>>>

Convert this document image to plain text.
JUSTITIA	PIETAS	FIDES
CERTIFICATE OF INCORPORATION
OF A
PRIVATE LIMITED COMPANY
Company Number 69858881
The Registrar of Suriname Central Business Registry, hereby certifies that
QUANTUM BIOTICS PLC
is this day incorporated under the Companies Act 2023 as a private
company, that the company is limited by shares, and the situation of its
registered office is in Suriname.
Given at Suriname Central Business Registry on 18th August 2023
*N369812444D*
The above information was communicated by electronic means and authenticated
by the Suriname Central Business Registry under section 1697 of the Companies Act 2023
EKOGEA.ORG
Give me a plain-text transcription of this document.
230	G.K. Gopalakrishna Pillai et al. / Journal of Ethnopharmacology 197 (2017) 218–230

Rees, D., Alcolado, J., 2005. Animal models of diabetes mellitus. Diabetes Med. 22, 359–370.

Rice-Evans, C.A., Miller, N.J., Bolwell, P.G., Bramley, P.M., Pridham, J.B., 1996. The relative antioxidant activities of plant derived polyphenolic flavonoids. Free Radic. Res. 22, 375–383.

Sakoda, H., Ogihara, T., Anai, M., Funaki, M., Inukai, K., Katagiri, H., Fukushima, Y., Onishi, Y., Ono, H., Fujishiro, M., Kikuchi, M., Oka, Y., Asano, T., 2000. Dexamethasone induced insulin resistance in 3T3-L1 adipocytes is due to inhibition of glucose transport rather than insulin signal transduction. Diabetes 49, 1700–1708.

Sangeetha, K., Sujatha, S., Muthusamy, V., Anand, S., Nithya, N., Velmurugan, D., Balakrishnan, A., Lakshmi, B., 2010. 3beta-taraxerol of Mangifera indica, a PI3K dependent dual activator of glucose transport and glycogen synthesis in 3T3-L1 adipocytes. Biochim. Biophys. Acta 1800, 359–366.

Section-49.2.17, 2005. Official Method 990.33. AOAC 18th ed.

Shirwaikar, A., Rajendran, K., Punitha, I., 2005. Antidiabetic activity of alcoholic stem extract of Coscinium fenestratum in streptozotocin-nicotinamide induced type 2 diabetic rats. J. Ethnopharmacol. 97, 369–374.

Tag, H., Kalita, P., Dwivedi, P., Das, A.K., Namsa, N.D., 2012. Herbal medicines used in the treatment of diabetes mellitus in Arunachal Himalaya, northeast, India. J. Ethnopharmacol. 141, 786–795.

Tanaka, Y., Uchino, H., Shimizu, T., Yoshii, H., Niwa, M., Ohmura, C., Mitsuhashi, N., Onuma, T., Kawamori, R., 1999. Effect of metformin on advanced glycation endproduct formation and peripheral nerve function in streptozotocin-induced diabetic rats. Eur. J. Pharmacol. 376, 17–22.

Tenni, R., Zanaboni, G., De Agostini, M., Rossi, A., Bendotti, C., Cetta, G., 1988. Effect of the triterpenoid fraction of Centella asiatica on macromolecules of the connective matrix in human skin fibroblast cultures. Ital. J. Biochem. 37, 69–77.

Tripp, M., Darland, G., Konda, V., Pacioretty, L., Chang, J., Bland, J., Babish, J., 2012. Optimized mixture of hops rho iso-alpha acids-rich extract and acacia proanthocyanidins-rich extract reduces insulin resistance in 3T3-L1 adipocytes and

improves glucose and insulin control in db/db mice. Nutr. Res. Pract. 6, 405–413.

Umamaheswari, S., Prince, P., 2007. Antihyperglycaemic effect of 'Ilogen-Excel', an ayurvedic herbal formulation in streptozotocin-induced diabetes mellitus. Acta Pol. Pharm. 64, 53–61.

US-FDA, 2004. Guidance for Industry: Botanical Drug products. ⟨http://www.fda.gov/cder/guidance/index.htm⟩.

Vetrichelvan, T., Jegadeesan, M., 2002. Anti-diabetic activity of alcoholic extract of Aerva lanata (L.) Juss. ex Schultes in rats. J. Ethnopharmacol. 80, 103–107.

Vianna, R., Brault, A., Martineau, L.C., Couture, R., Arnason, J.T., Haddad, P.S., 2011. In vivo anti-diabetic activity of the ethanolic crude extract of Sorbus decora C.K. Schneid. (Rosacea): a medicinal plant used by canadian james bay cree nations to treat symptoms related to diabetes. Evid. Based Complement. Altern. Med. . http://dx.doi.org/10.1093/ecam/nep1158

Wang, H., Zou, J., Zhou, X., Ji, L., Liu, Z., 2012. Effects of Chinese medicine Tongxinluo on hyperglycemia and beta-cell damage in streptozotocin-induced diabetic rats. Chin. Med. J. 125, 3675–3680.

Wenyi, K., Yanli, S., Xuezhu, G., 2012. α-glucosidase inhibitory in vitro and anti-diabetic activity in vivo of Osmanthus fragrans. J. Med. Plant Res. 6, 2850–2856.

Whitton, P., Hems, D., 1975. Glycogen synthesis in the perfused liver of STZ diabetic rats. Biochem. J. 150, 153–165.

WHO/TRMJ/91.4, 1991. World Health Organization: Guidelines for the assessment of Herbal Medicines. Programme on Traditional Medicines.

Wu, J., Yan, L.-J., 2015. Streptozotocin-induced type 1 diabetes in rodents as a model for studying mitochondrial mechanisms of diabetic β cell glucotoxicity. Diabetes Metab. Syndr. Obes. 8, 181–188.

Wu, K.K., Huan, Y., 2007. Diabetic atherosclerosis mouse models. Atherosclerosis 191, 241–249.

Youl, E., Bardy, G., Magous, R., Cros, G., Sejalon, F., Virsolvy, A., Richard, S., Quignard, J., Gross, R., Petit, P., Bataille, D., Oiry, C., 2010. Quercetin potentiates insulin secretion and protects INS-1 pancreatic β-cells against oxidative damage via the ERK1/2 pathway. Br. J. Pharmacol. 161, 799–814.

<<<

PROBLEM: Search the data for the string "type" and copy each line where it appears.

EXERCISE SOLUTION:
Shirwaikar, A., Rajendran, K., Punitha, I., 2005. Antidiabetic activity of alcoholic stem extract of Coscinium fenestratum in streptozotocin-nicotinamide induced type 2 diabetic rats. J. Ethnopharmacol. 97, 369–374.
Wu, J., Yan, L.-J., 2015. Streptozotocin-induced type 1 diabetes in rodents as a model for studying mitochondrial mechanisms of diabetic β cell glucotoxicity. Diabetes Metab. Syndr. Obes. 8, 181–188.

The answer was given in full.